_Work to do_
Restate all of the data exactly.

## Begin Extracted entries

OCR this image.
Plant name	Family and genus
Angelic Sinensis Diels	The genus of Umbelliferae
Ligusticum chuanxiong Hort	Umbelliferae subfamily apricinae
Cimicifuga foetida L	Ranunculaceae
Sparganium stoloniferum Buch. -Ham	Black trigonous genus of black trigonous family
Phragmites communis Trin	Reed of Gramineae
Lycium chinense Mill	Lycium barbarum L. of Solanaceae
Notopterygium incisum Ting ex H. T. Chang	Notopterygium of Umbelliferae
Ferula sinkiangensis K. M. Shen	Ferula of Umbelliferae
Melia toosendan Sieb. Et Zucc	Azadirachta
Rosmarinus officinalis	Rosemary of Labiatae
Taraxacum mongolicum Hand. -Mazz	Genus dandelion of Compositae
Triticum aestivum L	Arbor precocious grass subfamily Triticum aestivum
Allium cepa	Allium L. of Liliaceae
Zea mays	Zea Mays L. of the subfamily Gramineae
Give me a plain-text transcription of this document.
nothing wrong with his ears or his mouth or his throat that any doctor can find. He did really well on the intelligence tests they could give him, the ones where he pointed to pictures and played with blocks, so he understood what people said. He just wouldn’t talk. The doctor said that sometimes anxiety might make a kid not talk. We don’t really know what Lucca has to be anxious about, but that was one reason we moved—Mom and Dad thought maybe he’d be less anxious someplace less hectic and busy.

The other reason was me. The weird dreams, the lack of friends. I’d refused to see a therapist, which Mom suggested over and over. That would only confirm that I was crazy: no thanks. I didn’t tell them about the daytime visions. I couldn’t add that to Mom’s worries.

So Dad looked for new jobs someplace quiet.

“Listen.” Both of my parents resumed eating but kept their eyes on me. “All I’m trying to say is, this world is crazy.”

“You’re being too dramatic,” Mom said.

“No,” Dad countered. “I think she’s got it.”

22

## End Extracted entries

_Solution to the problem_
OCR this image.
Plant name	Family and genus
Angelic Sinensis Diels	The genus of Umbelliferae
Ligusticum chuanxiong Hort	Umbelliferae subfamily apricinae
Cimicifuga foetida L	Ranunculaceae
Sparganium stoloniferum Buch. -Ham	Black trigonous genus of black trigonous family
Phragmites communis Trin	Reed of Gramineae
Lycium chinense Mill	Lycium barbarum L. of Solanaceae
Notopterygium incisum Ting ex H. T. Chang	Notopterygium of Umbelliferae
Ferula sinkiangensis K. M. Shen	Ferula of Umbelliferae
Melia toosendan Sieb. Et Zucc	Azadirachta
Rosmarinus officinalis	Rosemary of Labiatae
Taraxacum mongolicum Hand. -Mazz	Genus dandelion of Compositae
Triticum aestivum L	Arbor precocious grass subfamily Triticum aestivum
Allium cepa	Allium L. of Liliaceae
Zea mays	Zea Mays L. of the subfamily Gramineae
Give me a plain-text transcription of this document.
nothing wrong with his ears or his mouth or his throat that any doctor can find. He did really well on the intelligence tests they could give him, the ones where he pointed to pictures and played with blocks, so he understood what people said. He just wouldn’t talk. The doctor said that sometimes anxiety might make a kid not talk. We don’t really know what Lucca has to be anxious about, but that was one reason we moved—Mom and Dad thought maybe he’d be less anxious someplace less hectic and busy.

The other reason was me. The weird dreams, the lack of friends. I’d refused to see a therapist, which Mom suggested over and over. That would only confirm that I was crazy: no thanks. I didn’t tell them about the daytime visions. I couldn’t add that to Mom’s worries.

So Dad looked for new jobs someplace quiet.

“Listen.” Both of my parents resumed eating but kept their eyes on me. “All I’m trying to say is, this world is crazy.”

“You’re being too dramatic,” Mom said.

“No,” Dad countered. “I think she’s got it.”

22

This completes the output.